— BEGIN —
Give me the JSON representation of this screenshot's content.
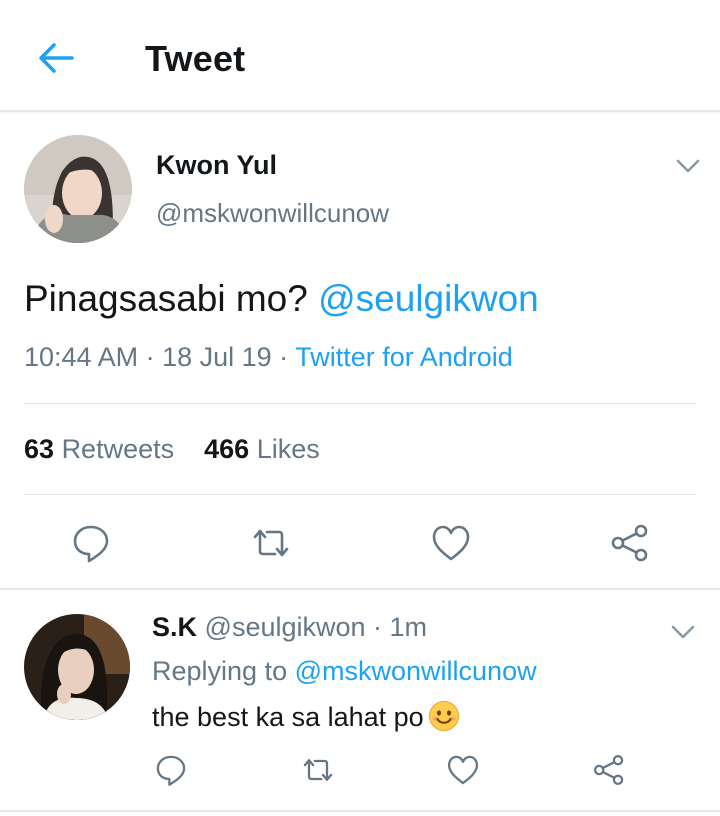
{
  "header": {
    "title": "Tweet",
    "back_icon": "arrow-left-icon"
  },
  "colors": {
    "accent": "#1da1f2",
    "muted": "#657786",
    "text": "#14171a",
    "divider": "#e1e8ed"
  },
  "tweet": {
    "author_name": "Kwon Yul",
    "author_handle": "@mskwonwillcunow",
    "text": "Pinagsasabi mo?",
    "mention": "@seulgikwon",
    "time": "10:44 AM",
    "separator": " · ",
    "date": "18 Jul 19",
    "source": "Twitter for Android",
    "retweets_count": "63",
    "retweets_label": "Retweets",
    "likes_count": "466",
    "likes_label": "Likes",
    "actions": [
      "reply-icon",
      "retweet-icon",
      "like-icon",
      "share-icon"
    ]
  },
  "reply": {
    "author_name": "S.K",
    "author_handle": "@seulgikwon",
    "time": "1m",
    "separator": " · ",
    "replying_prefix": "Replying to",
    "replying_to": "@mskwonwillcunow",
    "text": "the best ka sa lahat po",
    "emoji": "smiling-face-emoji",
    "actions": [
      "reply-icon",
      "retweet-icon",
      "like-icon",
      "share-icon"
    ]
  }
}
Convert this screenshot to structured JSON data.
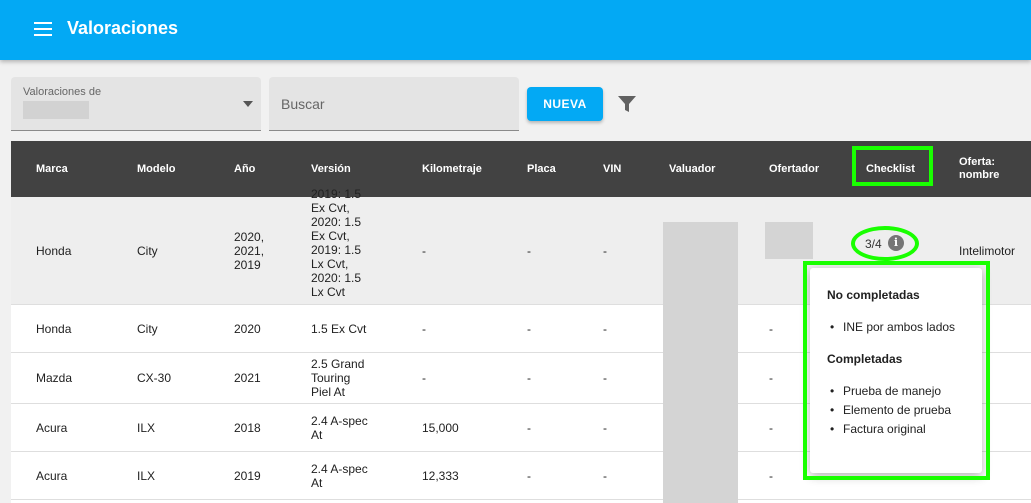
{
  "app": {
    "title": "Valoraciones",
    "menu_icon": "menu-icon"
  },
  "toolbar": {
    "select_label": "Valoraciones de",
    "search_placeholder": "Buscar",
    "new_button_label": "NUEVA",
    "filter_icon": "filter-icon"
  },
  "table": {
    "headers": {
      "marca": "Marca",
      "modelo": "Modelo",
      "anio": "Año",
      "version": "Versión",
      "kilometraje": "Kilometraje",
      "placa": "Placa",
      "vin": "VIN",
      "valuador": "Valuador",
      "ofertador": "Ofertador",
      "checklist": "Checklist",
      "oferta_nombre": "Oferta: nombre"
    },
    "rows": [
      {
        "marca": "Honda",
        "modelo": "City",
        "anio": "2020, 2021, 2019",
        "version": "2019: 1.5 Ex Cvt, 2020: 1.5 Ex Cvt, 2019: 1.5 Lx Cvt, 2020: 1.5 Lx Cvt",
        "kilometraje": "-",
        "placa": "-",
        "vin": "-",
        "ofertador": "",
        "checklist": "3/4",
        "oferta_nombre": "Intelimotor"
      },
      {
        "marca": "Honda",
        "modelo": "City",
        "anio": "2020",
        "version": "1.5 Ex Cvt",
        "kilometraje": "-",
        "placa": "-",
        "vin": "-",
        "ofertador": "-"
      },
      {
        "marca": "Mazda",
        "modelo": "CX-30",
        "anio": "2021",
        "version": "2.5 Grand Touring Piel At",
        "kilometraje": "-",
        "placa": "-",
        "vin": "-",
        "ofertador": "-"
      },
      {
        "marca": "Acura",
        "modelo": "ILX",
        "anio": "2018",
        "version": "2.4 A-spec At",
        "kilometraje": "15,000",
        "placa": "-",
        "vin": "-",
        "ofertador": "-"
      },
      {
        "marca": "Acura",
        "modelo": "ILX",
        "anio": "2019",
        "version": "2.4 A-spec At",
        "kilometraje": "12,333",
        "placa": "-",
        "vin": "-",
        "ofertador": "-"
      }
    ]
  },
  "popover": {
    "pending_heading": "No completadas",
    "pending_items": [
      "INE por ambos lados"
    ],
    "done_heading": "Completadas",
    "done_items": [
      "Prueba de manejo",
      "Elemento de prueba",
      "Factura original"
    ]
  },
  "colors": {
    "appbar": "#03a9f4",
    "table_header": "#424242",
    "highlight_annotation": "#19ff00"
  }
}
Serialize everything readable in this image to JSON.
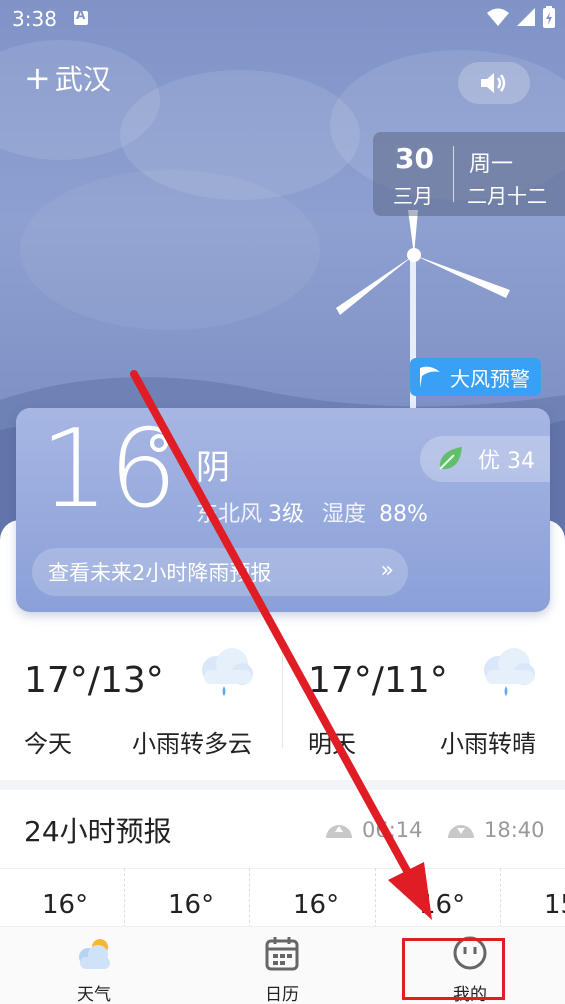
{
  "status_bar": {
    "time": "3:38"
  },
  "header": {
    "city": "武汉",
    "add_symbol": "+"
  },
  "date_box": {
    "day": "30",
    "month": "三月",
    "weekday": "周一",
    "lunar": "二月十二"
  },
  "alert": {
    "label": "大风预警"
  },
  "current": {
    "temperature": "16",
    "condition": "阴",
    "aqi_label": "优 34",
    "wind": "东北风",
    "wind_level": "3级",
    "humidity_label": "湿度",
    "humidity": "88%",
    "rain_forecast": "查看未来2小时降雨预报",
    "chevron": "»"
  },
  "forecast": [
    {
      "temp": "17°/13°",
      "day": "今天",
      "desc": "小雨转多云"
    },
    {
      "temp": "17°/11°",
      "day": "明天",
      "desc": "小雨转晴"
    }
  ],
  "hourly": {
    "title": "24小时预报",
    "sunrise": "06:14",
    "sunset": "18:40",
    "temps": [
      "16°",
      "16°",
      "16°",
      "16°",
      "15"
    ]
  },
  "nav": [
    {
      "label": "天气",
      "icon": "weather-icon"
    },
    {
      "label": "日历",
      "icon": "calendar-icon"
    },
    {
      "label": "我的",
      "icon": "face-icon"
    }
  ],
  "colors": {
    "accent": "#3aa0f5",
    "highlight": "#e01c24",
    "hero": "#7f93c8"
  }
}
— END —
— BEGIN —
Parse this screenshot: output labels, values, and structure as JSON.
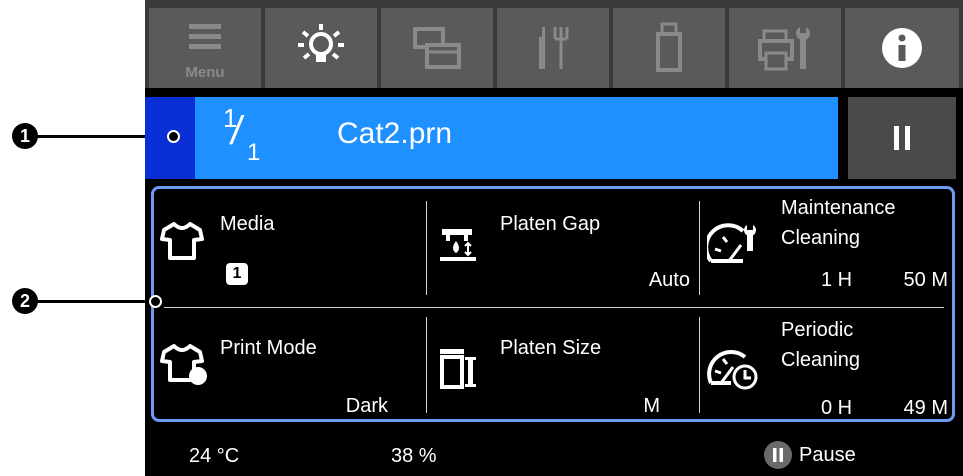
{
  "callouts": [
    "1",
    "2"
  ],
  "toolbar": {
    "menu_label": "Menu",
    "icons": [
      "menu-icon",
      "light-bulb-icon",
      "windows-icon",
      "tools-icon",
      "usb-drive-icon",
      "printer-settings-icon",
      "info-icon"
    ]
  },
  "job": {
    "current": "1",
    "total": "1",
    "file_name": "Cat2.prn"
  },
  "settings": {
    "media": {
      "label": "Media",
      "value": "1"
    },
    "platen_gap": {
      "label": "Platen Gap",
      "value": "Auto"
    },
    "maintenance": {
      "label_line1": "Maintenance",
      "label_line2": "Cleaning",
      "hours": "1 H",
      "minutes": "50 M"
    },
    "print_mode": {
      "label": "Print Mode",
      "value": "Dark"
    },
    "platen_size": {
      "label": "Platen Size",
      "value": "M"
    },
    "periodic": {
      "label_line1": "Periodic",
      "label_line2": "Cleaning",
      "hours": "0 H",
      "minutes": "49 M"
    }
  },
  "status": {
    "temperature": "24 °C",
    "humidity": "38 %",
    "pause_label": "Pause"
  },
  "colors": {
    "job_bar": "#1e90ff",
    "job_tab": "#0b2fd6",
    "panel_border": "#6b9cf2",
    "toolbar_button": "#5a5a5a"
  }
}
— END —
— BEGIN —
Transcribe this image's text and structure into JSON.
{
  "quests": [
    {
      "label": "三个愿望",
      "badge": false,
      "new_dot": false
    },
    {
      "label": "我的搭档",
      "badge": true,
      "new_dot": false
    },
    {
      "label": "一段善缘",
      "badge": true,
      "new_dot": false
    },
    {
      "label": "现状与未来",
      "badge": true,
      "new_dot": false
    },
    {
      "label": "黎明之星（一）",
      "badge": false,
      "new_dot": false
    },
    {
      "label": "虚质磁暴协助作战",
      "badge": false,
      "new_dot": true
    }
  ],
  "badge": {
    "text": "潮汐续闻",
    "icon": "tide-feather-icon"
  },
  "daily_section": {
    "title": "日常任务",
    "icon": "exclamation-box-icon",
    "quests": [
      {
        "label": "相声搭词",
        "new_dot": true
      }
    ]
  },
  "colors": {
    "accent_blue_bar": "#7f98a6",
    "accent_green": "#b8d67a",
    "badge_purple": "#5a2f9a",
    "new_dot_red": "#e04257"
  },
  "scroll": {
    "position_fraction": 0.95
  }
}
— END —
WHAT TO PRODUCE: Scan the material above for the word "image". Copy each line where it occurs.

EXERCISE OUTPUT:
Serialize everything readable in this image to JSON.
Transcribe this image's text and structure into JSON.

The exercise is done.